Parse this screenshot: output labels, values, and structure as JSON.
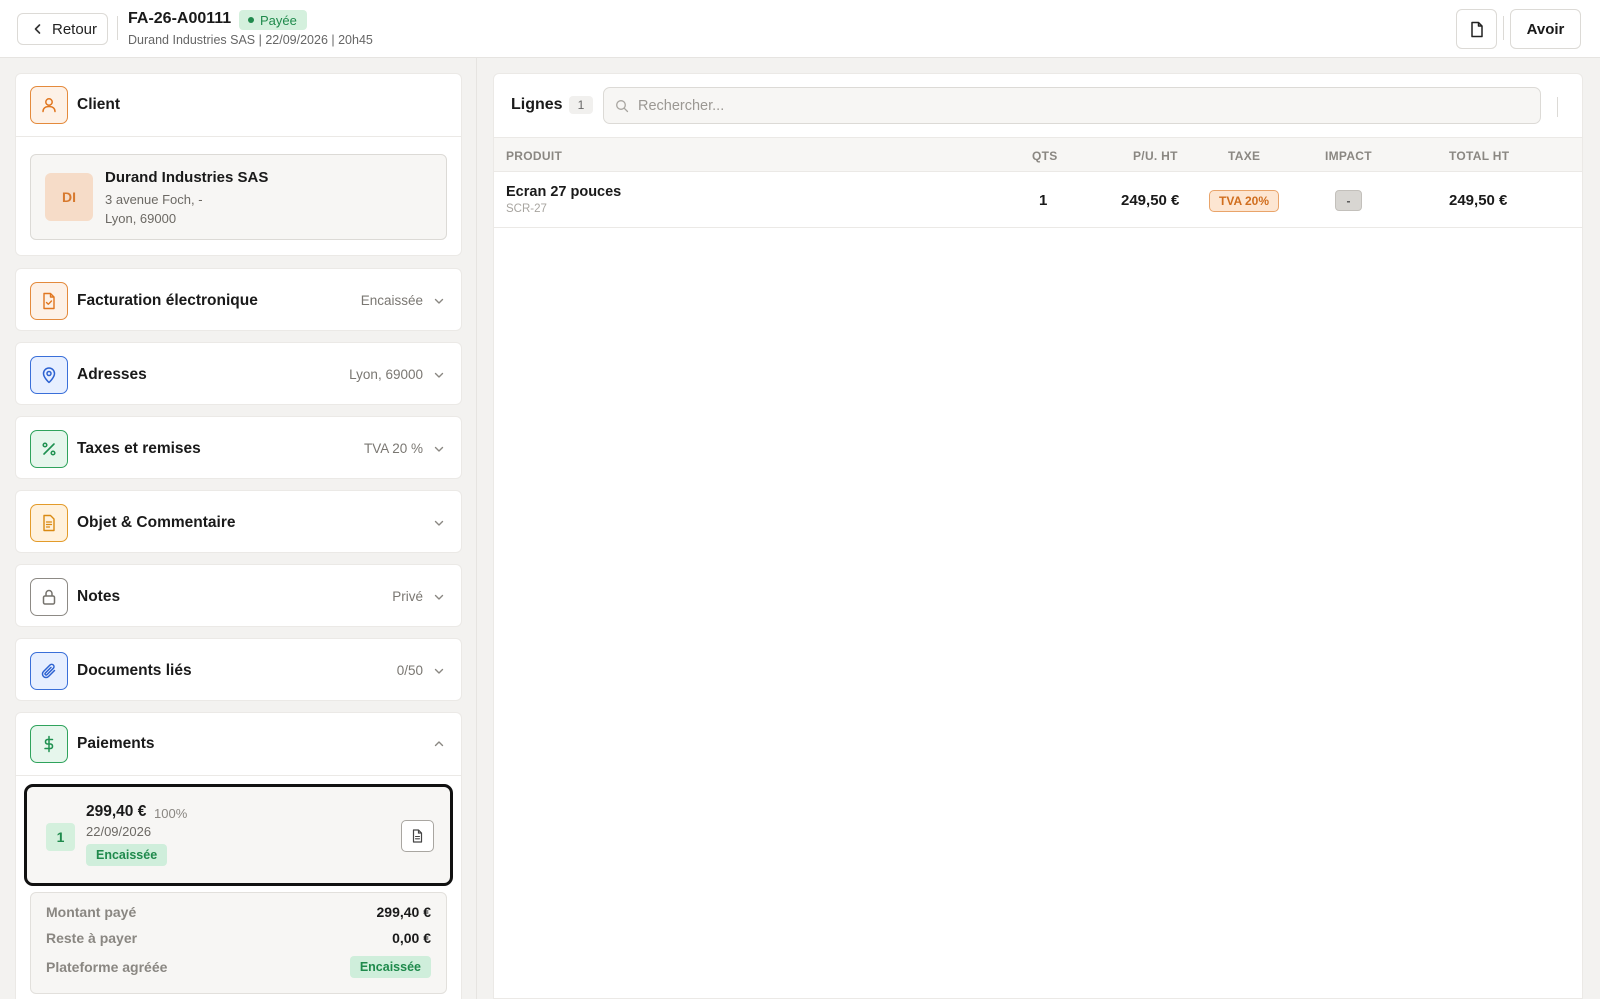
{
  "header": {
    "back_label": "Retour",
    "doc_number": "FA-26-A00111",
    "status": "Payée",
    "subtitle": "Durand Industries SAS | 22/09/2026 | 20h45",
    "avoir_label": "Avoir"
  },
  "client": {
    "section_title": "Client",
    "initials": "DI",
    "name": "Durand Industries SAS",
    "address_line1": "3 avenue Foch, -",
    "address_line2": "Lyon, 69000"
  },
  "sections": [
    {
      "title": "Facturation électronique",
      "value": "Encaissée",
      "icon": "file-check-icon"
    },
    {
      "title": "Adresses",
      "value": "Lyon, 69000",
      "icon": "map-pin-icon"
    },
    {
      "title": "Taxes et remises",
      "value": "TVA 20 %",
      "icon": "percent-icon"
    },
    {
      "title": "Objet & Commentaire",
      "value": "",
      "icon": "document-text-icon"
    },
    {
      "title": "Notes",
      "value": "Privé",
      "icon": "lock-icon"
    },
    {
      "title": "Documents liés",
      "value": "0/50",
      "icon": "paperclip-icon"
    }
  ],
  "payments": {
    "section_title": "Paiements",
    "items": [
      {
        "index": "1",
        "amount": "299,40 €",
        "percent": "100%",
        "date": "22/09/2026",
        "status": "Encaissée"
      }
    ],
    "summary": {
      "paid_label": "Montant payé",
      "paid_value": "299,40 €",
      "remaining_label": "Reste à payer",
      "remaining_value": "0,00 €",
      "platform_label": "Plateforme agréée",
      "platform_value": "Encaissée"
    }
  },
  "lines": {
    "title": "Lignes",
    "count": "1",
    "search_placeholder": "Rechercher...",
    "columns": {
      "product": "PRODUIT",
      "qty": "QTS",
      "unit_price": "P/U. HT",
      "tax": "TAXE",
      "impact": "IMPACT",
      "total": "TOTAL HT"
    },
    "rows": [
      {
        "name": "Ecran 27 pouces",
        "sku": "SCR-27",
        "qty": "1",
        "unit_price": "249,50 €",
        "tax": "TVA 20%",
        "impact": "-",
        "total": "249,50 €"
      }
    ]
  },
  "colors": {
    "accent_green": "#1f8a4c",
    "accent_orange": "#e0761f",
    "accent_blue": "#2d62d1"
  }
}
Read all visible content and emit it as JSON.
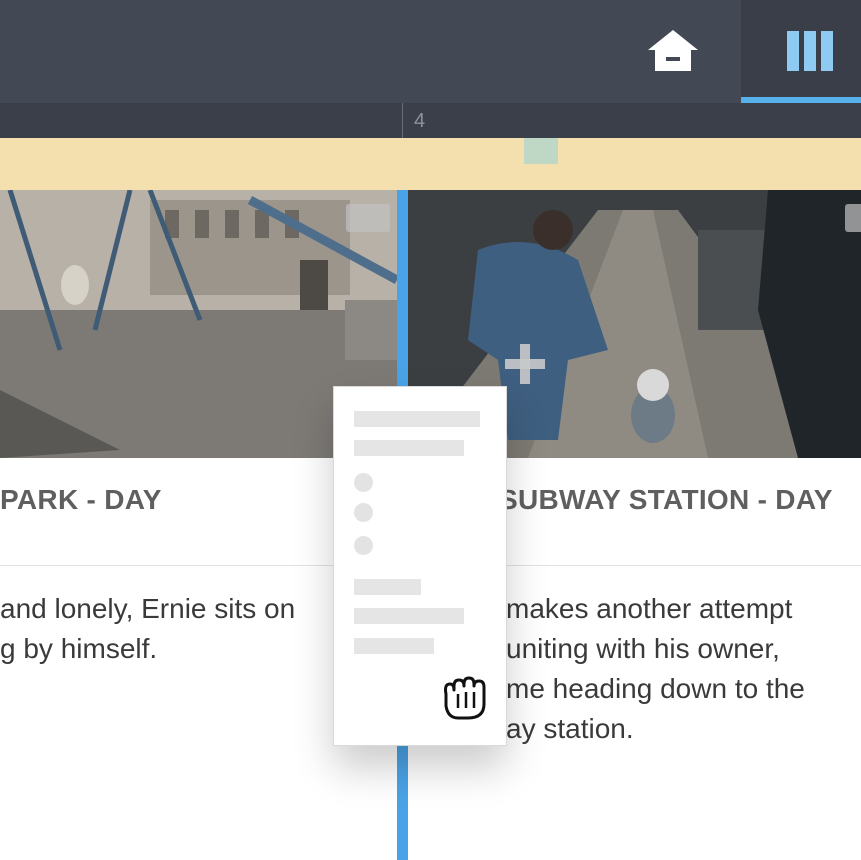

-----

Work instructions —
Repeat the preceding records precisely, and leave every picture out of the copy.

Right answer —
Parse this screenshot: output labels, values, and structure as JSON.
{
  "header": {
    "back_label": "Retour",
    "doc_number": "FA-26-A00111",
    "status": "Payée",
    "subtitle": "Durand Industries SAS | 22/09/2026 | 20h45",
    "avoir_label": "Avoir"
  },
  "client": {
    "section_title": "Client",
    "initials": "DI",
    "name": "Durand Industries SAS",
    "address_line1": "3 avenue Foch, -",
    "address_line2": "Lyon, 69000"
  },
  "sections": [
    {
      "title": "Facturation électronique",
      "value": "Encaissée",
      "icon": "file-check-icon"
    },
    {
      "title": "Adresses",
      "value": "Lyon, 69000",
      "icon": "map-pin-icon"
    },
    {
      "title": "Taxes et remises",
      "value": "TVA 20 %",
      "icon": "percent-icon"
    },
    {
      "title": "Objet & Commentaire",
      "value": "",
      "icon": "document-text-icon"
    },
    {
      "title": "Notes",
      "value": "Privé",
      "icon": "lock-icon"
    },
    {
      "title": "Documents liés",
      "value": "0/50",
      "icon": "paperclip-icon"
    }
  ],
  "payments": {
    "section_title": "Paiements",
    "items": [
      {
        "index": "1",
        "amount": "299,40 €",
        "percent": "100%",
        "date": "22/09/2026",
        "status": "Encaissée"
      }
    ],
    "summary": {
      "paid_label": "Montant payé",
      "paid_value": "299,40 €",
      "remaining_label": "Reste à payer",
      "remaining_value": "0,00 €",
      "platform_label": "Plateforme agréée",
      "platform_value": "Encaissée"
    }
  },
  "lines": {
    "title": "Lignes",
    "count": "1",
    "search_placeholder": "Rechercher...",
    "columns": {
      "product": "PRODUIT",
      "qty": "QTS",
      "unit_price": "P/U. HT",
      "tax": "TAXE",
      "impact": "IMPACT",
      "total": "TOTAL HT"
    },
    "rows": [
      {
        "name": "Ecran 27 pouces",
        "sku": "SCR-27",
        "qty": "1",
        "unit_price": "249,50 €",
        "tax": "TVA 20%",
        "impact": "-",
        "total": "249,50 €"
      }
    ]
  },
  "colors": {
    "accent_green": "#1f8a4c",
    "accent_orange": "#e0761f",
    "accent_blue": "#2d62d1"
  }
}
Read all visible content and emit it as JSON.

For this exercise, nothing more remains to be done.